Lift every line from the entries that includes the word "November".

Stored data
"""
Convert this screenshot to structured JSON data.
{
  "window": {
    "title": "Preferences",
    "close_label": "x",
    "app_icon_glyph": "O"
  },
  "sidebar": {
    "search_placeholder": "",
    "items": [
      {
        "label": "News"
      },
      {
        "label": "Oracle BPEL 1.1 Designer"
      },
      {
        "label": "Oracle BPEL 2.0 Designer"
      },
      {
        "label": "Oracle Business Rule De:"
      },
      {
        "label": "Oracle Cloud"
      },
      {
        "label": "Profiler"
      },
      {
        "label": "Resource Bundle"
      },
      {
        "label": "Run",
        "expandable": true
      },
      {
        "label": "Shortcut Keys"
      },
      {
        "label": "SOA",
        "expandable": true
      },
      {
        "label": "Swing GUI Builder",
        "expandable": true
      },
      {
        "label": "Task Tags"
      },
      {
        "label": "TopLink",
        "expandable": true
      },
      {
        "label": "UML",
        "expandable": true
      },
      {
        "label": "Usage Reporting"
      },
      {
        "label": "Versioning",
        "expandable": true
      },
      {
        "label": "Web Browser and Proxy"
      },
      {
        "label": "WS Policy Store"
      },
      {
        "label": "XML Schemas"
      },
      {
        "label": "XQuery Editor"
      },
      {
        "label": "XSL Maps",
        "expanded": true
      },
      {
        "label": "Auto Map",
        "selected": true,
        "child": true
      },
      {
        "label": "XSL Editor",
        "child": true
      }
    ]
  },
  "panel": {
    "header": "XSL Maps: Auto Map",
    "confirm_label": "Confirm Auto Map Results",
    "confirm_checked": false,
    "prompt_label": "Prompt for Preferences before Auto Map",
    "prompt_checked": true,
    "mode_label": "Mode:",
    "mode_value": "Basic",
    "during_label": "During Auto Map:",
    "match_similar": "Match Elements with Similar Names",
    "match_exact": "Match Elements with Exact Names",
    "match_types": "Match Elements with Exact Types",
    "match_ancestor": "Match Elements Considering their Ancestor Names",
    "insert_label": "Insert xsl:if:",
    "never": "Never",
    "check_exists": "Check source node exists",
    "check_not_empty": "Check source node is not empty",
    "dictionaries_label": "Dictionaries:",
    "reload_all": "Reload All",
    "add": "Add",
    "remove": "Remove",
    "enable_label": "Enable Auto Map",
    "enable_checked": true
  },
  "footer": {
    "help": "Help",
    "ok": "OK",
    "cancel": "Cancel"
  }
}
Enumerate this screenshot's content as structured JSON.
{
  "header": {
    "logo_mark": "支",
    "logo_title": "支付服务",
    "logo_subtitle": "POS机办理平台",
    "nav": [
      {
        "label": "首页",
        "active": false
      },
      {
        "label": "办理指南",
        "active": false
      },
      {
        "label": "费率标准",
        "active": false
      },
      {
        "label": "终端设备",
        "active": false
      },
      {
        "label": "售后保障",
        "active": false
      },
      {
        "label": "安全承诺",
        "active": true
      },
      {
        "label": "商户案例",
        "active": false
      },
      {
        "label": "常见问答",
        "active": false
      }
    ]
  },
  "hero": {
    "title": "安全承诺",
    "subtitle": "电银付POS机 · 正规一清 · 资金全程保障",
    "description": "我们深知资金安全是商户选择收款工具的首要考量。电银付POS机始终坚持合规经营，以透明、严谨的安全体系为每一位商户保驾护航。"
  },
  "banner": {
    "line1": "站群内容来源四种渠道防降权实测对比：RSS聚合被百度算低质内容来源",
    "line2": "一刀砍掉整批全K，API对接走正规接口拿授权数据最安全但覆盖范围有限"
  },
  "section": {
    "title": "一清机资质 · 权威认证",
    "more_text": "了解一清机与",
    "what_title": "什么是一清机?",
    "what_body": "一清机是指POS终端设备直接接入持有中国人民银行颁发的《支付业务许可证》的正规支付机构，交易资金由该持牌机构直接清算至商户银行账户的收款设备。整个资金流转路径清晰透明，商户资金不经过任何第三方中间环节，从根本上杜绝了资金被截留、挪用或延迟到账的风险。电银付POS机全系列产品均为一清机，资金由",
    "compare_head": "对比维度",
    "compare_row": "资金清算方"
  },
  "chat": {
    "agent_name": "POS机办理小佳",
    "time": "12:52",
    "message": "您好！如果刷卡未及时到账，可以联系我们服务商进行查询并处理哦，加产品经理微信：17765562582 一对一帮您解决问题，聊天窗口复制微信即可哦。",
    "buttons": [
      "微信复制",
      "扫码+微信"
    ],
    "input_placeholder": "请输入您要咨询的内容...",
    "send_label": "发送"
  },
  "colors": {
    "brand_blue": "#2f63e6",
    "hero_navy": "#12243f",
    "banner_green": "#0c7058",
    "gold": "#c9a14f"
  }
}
"""
"""
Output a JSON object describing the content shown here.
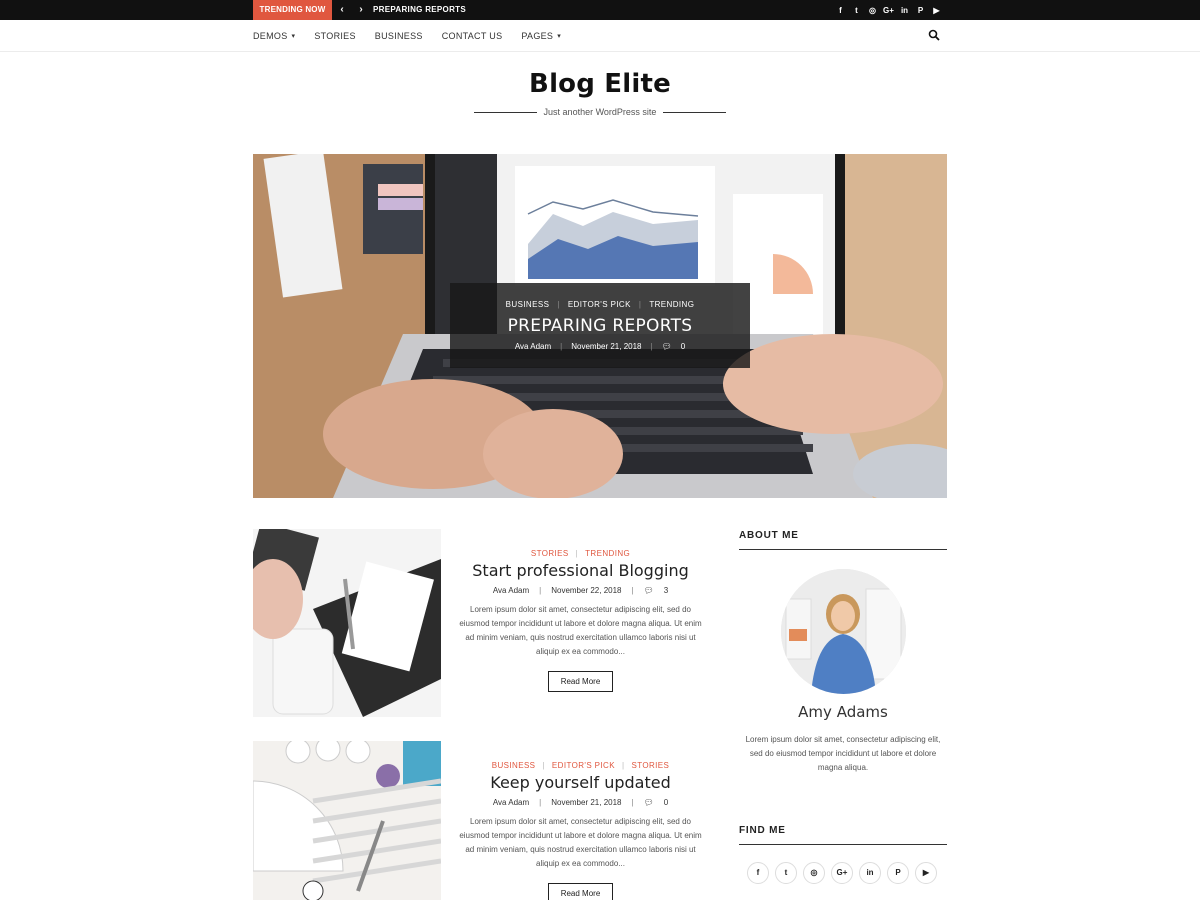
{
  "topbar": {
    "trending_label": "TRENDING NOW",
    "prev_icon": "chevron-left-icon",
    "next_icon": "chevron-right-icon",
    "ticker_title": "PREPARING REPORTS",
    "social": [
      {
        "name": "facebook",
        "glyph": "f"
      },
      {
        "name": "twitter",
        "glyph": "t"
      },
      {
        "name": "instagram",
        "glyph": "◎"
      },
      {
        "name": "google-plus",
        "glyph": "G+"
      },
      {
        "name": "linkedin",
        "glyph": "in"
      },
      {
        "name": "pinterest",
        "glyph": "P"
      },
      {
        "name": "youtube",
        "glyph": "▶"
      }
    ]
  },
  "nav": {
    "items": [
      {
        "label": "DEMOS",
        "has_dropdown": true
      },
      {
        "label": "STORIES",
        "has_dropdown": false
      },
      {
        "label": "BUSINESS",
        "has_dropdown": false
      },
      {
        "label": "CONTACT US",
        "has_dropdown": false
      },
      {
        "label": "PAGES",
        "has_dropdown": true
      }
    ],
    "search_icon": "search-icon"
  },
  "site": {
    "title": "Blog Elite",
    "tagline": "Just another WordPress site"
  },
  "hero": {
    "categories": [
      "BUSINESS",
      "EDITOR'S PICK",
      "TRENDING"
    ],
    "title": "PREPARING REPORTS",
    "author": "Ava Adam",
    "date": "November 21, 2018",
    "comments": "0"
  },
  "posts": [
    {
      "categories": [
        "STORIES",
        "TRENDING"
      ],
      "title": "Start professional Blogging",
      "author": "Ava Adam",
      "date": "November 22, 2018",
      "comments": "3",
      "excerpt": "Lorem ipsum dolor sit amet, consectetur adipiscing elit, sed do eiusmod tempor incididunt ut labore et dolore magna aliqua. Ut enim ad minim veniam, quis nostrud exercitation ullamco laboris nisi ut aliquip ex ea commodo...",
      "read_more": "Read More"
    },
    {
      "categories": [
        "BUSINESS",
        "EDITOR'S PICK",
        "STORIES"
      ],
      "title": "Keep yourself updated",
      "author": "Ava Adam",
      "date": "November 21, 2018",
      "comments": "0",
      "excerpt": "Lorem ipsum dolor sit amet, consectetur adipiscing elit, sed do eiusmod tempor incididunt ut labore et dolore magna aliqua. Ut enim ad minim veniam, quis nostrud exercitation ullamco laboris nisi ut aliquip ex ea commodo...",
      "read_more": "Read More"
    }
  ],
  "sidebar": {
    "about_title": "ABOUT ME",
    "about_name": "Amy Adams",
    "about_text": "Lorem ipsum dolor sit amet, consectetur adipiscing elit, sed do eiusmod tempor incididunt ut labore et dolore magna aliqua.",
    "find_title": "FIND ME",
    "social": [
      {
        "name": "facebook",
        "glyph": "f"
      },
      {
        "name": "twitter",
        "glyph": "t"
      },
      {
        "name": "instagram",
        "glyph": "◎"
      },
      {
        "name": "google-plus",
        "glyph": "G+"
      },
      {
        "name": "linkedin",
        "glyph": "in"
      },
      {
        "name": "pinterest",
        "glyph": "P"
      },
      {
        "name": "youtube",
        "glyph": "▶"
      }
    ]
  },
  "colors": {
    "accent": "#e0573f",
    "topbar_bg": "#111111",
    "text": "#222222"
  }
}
"""
"""
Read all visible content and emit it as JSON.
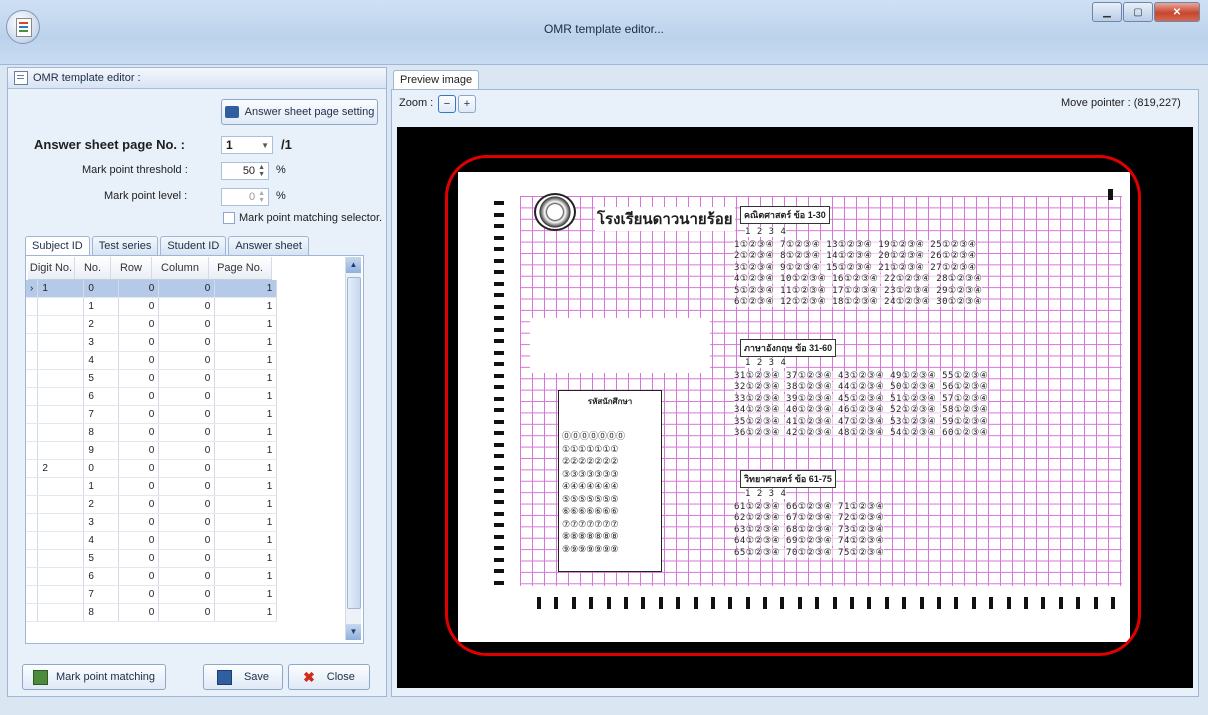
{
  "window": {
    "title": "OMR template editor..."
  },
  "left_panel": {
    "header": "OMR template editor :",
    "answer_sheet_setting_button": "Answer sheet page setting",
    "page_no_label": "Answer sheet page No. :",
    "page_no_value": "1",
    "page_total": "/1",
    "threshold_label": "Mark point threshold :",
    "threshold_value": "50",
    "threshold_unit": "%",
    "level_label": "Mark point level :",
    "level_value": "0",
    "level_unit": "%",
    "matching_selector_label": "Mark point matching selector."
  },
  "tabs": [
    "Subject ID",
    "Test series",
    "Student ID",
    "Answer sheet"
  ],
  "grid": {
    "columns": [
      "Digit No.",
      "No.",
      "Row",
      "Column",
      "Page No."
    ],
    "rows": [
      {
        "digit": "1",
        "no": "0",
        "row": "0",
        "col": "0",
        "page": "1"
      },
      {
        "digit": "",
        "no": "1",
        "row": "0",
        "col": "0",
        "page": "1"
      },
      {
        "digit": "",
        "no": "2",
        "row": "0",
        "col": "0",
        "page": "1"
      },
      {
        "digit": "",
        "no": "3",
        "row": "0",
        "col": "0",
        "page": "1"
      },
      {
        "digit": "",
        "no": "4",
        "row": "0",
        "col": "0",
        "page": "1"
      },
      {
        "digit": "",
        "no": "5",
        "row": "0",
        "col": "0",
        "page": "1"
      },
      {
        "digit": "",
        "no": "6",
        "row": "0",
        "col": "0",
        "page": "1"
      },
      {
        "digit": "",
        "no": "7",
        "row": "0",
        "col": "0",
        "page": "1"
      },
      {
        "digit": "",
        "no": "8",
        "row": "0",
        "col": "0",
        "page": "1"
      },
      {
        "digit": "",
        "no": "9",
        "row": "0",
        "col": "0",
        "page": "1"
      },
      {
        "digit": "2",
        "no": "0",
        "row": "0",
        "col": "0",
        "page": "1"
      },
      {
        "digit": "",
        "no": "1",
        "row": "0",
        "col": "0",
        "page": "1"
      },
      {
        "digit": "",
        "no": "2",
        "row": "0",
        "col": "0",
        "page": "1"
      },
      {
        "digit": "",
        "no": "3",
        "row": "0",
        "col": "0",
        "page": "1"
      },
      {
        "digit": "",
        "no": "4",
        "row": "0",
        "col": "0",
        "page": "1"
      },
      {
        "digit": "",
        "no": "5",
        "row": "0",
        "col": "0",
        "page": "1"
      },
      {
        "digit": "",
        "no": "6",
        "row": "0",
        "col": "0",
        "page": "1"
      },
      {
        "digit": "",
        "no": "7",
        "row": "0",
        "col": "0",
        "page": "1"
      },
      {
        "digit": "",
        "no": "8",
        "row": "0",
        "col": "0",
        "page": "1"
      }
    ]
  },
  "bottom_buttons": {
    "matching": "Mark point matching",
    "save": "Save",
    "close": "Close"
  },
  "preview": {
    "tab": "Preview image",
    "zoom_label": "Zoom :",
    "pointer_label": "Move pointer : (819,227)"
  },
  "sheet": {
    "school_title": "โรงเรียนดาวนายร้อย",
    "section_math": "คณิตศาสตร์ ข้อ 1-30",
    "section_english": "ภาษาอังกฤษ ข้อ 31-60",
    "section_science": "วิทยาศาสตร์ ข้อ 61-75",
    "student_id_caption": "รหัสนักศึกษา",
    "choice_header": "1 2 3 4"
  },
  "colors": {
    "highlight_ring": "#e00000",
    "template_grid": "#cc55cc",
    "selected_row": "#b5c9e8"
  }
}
"""
→ Solved problem:
    "date": "November 21, 2018",
      "date": "November 22, 2018",
      "date": "November 21, 2018",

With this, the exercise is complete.